■ Required task:
Check every line below for the word "Bacup" and copy the ones that have it.
▶
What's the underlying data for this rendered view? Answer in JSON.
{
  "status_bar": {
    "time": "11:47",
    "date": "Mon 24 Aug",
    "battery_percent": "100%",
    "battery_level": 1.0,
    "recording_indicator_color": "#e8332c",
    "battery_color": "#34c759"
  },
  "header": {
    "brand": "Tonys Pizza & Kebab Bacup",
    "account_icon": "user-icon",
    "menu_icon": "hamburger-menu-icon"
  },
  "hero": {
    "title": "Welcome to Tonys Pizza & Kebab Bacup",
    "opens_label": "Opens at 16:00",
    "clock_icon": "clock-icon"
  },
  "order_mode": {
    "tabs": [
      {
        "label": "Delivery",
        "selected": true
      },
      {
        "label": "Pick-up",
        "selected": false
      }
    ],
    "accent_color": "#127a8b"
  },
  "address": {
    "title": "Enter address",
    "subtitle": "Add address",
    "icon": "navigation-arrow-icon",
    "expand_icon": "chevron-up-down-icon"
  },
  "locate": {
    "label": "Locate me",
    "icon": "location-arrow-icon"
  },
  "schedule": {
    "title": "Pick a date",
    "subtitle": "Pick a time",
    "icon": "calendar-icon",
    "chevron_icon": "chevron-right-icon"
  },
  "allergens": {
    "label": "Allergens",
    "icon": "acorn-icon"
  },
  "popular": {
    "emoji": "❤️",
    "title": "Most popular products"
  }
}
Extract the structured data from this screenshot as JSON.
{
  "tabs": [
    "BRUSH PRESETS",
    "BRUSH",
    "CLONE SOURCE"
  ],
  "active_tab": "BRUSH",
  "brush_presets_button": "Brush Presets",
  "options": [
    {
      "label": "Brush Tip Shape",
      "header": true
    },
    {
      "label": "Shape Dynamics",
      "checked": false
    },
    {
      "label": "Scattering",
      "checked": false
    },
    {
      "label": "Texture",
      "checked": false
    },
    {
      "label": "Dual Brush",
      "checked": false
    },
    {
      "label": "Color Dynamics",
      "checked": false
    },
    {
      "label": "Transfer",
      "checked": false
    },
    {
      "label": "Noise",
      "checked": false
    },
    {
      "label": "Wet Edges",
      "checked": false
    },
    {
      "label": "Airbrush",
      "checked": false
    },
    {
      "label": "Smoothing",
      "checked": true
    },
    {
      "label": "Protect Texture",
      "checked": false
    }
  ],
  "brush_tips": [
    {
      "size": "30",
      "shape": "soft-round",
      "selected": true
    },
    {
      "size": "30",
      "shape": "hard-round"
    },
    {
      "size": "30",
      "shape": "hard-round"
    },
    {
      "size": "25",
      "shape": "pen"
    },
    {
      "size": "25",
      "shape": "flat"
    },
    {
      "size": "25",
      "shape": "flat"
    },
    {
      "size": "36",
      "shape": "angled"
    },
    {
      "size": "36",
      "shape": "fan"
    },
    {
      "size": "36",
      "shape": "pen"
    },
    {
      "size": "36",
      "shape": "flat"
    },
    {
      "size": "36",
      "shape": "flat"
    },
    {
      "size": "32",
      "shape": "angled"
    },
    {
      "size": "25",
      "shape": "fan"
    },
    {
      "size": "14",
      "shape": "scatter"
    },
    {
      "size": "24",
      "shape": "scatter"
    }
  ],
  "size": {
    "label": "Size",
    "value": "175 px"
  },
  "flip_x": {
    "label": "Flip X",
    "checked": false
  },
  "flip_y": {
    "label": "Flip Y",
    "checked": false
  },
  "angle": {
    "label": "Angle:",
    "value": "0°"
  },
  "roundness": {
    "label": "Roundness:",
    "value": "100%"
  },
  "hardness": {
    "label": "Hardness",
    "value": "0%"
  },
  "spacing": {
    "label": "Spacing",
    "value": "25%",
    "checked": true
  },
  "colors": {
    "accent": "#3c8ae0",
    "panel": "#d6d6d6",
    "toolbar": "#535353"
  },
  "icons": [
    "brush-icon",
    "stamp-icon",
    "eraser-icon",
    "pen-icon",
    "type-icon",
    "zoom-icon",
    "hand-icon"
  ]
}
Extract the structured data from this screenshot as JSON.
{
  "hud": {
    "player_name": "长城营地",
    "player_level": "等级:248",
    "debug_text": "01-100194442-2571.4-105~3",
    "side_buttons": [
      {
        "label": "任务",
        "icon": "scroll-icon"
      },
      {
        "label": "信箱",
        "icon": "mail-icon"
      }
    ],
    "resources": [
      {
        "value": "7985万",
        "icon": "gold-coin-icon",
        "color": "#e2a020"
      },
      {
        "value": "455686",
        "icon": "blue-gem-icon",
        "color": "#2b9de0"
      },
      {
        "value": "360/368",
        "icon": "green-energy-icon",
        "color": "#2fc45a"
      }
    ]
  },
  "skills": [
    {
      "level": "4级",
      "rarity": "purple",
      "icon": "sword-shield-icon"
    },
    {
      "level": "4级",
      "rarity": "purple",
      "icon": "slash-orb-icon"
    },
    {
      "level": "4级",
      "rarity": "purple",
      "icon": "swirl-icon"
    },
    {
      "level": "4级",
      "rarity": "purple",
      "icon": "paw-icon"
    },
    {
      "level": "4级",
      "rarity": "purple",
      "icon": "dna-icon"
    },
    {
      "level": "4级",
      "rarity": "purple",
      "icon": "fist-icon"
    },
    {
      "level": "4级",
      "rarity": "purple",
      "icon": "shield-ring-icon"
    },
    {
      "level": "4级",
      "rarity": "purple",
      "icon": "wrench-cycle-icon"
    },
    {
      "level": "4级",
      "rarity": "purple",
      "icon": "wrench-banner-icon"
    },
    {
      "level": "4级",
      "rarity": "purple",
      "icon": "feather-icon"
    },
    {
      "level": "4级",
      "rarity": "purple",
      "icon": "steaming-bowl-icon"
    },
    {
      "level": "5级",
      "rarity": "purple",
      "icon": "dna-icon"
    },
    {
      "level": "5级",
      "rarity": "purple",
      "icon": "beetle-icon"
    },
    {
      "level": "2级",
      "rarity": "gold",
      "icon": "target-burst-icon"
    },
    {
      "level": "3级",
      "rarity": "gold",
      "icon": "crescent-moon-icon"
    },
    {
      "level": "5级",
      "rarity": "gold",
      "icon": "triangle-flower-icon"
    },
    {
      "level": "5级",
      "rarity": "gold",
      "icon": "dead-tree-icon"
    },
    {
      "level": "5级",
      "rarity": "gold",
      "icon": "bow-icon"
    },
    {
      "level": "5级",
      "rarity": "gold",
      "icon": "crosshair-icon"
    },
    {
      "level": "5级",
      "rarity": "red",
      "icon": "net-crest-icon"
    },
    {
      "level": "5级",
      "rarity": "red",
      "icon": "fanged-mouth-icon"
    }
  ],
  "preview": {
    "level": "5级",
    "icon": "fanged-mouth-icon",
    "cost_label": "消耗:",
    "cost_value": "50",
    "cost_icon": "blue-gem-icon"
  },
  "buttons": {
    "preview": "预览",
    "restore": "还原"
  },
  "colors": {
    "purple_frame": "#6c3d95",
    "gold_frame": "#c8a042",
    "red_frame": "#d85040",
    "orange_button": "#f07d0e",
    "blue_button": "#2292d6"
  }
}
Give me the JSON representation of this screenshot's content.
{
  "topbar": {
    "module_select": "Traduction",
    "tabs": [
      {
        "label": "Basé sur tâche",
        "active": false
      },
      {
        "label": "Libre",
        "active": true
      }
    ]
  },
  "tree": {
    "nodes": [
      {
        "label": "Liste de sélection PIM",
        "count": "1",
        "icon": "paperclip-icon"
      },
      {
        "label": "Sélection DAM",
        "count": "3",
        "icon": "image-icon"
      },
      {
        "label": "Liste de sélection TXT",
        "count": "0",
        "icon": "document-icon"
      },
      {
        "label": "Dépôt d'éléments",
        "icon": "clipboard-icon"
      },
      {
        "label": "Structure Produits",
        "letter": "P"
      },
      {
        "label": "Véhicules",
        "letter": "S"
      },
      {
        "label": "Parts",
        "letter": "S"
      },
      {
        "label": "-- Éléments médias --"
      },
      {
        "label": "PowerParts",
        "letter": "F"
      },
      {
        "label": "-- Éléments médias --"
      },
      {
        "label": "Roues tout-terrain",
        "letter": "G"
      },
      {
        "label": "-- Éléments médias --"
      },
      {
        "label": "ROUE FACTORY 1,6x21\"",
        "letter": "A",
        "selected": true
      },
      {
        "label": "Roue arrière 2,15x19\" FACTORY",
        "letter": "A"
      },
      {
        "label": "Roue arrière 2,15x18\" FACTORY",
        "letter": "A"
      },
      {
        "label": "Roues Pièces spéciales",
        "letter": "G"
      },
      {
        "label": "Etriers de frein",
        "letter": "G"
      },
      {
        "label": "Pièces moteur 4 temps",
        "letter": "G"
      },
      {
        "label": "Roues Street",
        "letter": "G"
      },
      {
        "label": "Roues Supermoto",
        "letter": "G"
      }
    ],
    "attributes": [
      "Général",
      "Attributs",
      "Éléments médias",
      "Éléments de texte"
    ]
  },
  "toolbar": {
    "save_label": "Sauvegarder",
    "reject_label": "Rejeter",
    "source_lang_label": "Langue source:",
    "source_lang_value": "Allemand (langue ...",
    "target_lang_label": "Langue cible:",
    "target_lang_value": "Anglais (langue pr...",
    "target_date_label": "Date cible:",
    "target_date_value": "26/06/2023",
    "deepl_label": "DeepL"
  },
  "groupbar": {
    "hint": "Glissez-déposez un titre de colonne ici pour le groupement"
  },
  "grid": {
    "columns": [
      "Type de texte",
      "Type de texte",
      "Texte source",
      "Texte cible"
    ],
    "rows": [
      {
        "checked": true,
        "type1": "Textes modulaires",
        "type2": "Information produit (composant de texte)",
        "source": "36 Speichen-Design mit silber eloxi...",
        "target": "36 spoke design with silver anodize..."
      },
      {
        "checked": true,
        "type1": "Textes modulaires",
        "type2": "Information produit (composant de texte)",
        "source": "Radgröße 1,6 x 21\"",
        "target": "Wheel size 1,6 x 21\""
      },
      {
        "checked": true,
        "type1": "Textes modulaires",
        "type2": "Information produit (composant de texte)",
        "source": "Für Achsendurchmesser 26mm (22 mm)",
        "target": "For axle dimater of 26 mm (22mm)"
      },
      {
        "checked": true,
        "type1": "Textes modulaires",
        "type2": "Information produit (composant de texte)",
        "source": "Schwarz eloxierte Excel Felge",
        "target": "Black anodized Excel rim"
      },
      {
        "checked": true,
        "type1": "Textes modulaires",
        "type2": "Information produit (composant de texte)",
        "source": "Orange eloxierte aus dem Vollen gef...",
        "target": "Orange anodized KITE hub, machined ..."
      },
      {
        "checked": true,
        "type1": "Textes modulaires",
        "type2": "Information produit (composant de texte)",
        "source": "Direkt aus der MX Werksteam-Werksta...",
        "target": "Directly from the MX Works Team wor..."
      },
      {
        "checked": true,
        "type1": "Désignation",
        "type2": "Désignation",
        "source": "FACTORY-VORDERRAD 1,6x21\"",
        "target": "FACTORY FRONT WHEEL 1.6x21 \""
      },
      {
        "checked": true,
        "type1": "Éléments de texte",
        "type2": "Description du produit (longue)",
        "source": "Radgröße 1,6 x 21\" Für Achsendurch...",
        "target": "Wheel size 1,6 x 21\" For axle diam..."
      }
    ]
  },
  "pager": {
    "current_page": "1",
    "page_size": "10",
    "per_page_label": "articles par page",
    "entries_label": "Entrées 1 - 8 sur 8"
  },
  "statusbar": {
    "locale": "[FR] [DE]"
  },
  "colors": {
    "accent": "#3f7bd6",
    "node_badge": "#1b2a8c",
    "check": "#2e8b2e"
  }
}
◀
■ Full answer:
    "brand": "Tonys Pizza & Kebab Bacup",
    "title": "Welcome to Tonys Pizza & Kebab Bacup",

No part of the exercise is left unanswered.